[start]

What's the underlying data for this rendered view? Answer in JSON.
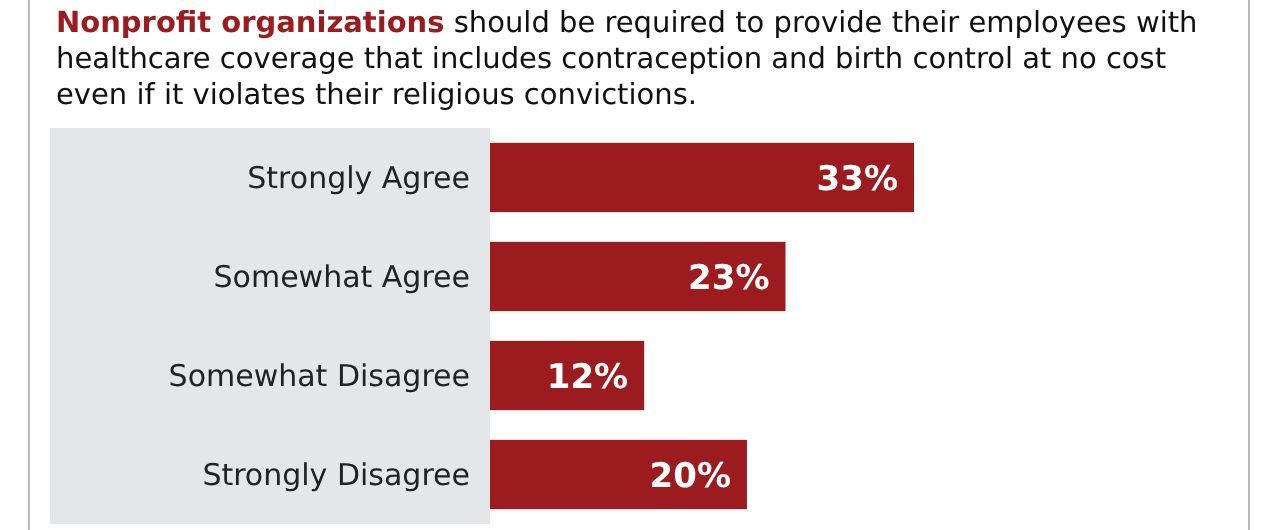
{
  "chart_data": {
    "type": "bar",
    "orientation": "horizontal",
    "title": "Nonprofit organizations",
    "subtitle": "should be required to provide their employees with healthcare coverage that includes contraception and birth control at no cost even if it violates their religious convictions.",
    "categories": [
      "Strongly Agree",
      "Somewhat Agree",
      "Somewhat Disagree",
      "Strongly Disagree"
    ],
    "values": [
      33,
      23,
      12,
      20
    ],
    "value_labels": [
      "33%",
      "23%",
      "12%",
      "20%"
    ],
    "color": "#9b1b1f"
  }
}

[end]

## Task instructions
Exact duplication of all the records is required; pictures are omitted from the copy.

## Written response
What's the underlying data for this rendered view? Answer in JSON.
{
  "chart_data": {
    "type": "bar",
    "orientation": "horizontal",
    "title": "Nonprofit organizations",
    "subtitle": "should be required to provide their employees with healthcare coverage that includes contraception and birth control at no cost even if it violates their religious convictions.",
    "categories": [
      "Strongly Agree",
      "Somewhat Agree",
      "Somewhat Disagree",
      "Strongly Disagree"
    ],
    "values": [
      33,
      23,
      12,
      20
    ],
    "value_labels": [
      "33%",
      "23%",
      "12%",
      "20%"
    ],
    "color": "#9b1b1f"
  }
}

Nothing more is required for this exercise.